--- Begin Raw data ---

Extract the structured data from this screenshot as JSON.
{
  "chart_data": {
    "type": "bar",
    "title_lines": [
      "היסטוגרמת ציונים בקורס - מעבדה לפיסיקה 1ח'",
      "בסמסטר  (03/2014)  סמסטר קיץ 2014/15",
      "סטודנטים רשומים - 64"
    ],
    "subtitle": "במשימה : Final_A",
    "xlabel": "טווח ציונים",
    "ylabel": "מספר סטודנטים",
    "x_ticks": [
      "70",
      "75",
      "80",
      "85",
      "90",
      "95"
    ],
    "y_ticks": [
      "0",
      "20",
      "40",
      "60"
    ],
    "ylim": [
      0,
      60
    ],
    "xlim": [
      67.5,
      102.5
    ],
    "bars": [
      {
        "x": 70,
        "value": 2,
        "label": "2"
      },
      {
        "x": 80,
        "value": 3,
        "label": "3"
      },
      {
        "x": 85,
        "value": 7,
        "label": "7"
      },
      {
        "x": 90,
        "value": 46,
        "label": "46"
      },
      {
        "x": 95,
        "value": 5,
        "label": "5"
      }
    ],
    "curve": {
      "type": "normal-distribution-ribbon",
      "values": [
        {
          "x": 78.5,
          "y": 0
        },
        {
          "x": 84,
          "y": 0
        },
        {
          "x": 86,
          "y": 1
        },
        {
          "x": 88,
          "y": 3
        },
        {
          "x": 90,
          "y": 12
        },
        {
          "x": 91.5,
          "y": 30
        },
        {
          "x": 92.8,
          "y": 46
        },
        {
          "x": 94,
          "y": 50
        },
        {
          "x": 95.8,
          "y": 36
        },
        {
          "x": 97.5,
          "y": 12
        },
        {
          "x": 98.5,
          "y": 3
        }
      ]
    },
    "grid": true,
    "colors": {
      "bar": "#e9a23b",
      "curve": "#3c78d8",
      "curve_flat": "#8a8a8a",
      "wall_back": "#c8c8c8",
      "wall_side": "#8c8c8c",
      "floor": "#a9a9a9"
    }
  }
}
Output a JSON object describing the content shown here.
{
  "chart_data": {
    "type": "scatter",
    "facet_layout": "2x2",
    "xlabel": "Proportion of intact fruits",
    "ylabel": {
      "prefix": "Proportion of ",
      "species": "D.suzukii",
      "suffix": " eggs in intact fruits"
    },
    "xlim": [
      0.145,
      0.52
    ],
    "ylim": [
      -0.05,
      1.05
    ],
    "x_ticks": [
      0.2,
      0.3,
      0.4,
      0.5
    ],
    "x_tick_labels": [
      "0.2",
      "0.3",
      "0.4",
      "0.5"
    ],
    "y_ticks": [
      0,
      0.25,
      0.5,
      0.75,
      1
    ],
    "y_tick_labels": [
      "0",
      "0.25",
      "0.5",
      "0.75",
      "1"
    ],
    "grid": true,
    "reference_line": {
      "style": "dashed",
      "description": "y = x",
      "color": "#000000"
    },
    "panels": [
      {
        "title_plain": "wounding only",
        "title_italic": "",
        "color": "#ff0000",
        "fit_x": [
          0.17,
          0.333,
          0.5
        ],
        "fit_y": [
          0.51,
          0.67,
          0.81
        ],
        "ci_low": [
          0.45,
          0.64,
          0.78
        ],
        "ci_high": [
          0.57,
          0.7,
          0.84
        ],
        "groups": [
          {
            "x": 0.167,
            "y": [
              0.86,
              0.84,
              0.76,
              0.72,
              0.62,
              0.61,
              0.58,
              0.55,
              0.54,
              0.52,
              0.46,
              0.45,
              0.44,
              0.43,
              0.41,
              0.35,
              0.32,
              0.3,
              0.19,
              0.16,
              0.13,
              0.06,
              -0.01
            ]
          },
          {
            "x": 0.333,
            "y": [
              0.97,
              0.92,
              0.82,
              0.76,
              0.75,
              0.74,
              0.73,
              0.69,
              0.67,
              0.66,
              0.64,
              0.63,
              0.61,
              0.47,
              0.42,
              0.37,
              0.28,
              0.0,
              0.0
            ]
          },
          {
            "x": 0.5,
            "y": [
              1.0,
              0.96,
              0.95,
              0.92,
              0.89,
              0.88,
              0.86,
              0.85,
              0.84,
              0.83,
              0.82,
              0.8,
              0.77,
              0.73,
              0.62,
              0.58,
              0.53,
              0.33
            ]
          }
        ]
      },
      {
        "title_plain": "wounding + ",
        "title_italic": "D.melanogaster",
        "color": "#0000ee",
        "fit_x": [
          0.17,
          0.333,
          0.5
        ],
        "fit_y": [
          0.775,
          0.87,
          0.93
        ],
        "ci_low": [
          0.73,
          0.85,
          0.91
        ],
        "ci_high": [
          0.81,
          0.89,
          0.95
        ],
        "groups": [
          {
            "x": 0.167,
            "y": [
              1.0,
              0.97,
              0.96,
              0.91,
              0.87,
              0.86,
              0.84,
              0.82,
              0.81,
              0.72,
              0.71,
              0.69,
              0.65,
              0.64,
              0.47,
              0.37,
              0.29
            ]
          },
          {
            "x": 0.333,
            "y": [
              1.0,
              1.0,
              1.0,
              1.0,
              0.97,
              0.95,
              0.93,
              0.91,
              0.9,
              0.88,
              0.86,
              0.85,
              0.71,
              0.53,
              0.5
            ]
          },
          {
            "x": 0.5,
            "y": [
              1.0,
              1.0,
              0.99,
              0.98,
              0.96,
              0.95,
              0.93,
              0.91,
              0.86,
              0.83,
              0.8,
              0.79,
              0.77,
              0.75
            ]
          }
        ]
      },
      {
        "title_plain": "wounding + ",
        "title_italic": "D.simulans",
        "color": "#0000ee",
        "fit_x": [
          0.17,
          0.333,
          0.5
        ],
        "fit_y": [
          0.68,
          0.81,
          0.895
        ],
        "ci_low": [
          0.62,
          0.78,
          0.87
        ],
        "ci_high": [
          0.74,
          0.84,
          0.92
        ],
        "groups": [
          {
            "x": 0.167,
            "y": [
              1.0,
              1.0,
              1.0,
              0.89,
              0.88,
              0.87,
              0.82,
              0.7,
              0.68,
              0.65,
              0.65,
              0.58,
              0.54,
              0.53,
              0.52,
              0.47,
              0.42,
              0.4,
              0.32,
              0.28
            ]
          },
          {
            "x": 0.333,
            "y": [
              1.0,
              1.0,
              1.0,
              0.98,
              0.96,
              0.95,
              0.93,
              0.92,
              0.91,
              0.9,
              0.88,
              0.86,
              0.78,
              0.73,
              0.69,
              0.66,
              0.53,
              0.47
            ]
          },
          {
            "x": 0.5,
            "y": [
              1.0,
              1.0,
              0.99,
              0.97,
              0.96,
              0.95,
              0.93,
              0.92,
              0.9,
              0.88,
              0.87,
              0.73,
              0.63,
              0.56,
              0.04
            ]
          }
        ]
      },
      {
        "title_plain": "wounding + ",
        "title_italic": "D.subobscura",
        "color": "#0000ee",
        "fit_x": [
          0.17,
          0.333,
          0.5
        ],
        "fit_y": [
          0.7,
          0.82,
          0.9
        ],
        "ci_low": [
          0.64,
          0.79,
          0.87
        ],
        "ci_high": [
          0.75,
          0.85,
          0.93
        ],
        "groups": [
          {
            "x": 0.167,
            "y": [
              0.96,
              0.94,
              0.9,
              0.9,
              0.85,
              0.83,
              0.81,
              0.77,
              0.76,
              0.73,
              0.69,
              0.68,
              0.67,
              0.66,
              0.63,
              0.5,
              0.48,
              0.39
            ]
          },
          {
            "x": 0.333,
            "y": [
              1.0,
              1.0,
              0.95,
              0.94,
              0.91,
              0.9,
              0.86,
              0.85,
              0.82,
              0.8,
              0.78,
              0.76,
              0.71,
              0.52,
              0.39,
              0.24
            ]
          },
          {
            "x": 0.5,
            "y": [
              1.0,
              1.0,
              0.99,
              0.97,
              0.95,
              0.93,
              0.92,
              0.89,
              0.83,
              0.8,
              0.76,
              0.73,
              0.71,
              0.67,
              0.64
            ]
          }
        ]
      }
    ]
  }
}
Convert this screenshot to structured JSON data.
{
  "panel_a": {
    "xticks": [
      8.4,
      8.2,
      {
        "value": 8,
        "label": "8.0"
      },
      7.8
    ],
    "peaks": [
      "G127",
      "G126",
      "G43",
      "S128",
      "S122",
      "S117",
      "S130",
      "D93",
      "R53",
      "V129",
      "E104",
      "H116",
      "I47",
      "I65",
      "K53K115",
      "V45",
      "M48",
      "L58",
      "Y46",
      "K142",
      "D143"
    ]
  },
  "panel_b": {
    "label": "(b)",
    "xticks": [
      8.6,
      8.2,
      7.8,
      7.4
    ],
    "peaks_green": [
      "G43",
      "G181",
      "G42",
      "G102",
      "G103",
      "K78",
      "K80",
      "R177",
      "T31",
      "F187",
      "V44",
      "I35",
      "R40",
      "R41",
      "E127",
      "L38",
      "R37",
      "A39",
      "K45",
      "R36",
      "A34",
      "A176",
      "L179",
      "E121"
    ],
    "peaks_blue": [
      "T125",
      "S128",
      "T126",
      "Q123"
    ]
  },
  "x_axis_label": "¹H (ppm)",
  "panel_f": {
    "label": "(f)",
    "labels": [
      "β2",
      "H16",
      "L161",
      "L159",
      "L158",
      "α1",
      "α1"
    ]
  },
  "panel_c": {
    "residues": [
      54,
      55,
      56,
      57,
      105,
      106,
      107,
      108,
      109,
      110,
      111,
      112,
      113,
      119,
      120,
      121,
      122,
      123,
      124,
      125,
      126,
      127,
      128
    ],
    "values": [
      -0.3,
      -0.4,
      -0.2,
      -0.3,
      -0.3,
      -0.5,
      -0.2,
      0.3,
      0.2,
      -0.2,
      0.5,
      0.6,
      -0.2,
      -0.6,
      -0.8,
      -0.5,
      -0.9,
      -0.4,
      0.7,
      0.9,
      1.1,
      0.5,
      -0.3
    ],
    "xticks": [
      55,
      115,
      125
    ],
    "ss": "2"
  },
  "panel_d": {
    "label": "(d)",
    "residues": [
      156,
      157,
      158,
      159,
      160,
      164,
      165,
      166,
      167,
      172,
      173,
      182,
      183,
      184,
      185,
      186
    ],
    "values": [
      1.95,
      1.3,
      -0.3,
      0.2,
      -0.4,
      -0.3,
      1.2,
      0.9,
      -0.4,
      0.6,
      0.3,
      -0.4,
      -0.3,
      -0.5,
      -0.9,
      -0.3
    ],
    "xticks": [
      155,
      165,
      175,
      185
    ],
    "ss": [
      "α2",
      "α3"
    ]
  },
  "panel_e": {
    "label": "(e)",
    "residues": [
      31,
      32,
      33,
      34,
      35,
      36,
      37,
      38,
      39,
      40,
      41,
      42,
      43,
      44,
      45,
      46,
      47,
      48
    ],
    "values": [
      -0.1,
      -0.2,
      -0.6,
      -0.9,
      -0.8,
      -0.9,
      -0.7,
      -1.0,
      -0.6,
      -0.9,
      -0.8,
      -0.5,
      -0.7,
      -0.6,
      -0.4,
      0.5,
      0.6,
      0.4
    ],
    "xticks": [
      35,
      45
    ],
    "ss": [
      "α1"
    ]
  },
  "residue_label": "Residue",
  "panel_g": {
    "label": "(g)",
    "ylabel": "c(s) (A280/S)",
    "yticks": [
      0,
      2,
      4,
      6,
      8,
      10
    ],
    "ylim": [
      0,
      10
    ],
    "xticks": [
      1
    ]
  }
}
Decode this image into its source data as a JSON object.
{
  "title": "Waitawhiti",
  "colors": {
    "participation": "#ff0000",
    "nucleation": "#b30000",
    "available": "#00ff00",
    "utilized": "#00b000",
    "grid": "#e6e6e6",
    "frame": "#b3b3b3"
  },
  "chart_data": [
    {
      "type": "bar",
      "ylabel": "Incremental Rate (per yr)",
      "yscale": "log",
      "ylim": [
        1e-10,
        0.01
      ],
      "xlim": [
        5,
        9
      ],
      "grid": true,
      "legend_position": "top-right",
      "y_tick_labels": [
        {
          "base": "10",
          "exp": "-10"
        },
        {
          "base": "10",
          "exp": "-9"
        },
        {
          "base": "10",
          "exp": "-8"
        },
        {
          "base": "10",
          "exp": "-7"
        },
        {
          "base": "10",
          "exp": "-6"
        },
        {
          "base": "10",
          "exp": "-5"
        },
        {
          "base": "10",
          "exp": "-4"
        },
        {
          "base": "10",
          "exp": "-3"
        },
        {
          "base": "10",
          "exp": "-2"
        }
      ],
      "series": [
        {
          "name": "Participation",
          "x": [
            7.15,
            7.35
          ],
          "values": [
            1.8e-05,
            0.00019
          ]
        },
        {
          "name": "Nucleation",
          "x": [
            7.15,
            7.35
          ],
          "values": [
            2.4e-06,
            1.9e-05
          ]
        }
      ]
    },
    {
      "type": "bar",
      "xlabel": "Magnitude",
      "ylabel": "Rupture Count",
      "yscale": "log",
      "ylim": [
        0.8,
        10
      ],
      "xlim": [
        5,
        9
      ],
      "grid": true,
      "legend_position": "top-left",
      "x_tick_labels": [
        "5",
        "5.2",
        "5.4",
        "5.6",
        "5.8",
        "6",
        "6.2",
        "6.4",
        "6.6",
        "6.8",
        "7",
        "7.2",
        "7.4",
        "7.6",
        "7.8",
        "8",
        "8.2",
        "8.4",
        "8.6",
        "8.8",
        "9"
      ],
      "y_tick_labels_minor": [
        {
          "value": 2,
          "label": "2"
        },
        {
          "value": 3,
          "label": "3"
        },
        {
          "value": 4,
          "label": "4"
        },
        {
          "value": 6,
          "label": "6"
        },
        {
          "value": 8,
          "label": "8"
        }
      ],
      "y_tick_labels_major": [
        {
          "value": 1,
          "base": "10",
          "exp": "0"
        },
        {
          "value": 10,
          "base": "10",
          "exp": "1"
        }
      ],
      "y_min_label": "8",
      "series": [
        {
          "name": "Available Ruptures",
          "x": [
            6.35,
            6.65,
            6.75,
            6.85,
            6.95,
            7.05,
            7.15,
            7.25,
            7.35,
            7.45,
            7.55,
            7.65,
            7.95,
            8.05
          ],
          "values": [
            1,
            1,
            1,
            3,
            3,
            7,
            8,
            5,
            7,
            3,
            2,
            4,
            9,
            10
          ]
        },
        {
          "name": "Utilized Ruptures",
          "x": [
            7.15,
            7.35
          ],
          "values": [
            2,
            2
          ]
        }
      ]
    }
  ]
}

--- End Raw data ---

Looking at the records above, count the lines where the word "structured" appears. State only the number.

### Solution for this problem
2